#### Instructions to follow:
In the listing below, locate the lines that hold the string "this". Copy those lines.

#### Supplied entries:
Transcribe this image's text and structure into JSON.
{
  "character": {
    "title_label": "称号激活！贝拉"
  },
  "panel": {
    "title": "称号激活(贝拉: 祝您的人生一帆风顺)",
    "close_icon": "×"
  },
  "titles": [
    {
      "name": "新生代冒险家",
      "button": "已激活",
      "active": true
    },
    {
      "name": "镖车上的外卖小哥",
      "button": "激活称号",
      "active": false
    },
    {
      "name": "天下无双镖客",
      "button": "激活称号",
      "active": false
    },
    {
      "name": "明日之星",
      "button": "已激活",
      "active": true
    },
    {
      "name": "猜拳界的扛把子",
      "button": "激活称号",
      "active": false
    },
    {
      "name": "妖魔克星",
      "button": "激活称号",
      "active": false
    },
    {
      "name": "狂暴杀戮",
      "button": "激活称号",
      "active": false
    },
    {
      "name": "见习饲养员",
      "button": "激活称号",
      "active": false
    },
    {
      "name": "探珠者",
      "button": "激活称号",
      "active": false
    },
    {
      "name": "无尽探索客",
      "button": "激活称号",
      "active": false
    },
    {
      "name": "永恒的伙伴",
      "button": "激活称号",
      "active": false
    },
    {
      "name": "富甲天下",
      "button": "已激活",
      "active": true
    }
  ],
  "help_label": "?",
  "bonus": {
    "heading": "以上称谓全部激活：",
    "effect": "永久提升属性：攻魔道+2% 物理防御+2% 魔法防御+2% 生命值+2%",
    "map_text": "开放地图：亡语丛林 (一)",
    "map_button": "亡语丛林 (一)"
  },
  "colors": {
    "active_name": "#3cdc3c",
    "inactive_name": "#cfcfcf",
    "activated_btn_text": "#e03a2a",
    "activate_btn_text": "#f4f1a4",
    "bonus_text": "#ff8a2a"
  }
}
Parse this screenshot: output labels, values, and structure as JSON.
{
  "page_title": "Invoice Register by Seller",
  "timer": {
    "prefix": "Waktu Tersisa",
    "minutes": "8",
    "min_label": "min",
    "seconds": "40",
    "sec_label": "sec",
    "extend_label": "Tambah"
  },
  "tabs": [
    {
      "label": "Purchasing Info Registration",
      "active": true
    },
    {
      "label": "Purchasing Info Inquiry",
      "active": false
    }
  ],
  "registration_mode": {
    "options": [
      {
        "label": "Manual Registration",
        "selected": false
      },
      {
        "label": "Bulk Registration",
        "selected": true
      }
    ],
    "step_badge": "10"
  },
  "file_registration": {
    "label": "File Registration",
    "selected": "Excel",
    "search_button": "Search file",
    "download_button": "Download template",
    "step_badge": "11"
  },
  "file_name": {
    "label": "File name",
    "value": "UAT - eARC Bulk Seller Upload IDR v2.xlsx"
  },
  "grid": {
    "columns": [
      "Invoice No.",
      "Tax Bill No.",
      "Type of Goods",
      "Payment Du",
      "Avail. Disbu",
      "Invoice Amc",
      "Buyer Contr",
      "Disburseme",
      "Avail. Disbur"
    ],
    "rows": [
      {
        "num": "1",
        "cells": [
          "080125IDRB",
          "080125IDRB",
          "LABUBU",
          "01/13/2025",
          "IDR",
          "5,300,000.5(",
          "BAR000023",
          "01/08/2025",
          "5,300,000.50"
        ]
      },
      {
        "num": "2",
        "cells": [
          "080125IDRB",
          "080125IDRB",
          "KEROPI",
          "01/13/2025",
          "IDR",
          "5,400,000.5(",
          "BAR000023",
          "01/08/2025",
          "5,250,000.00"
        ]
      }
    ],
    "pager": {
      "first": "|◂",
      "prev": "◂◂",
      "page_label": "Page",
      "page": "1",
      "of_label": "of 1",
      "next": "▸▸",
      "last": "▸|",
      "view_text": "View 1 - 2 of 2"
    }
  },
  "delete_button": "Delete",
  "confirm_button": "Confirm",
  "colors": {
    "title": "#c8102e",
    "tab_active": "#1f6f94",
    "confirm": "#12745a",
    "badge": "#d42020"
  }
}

#### Answer:
Transcribe this image's text and structure into JSON.
Parse this screenshot: output labels, values, and structure as JSON.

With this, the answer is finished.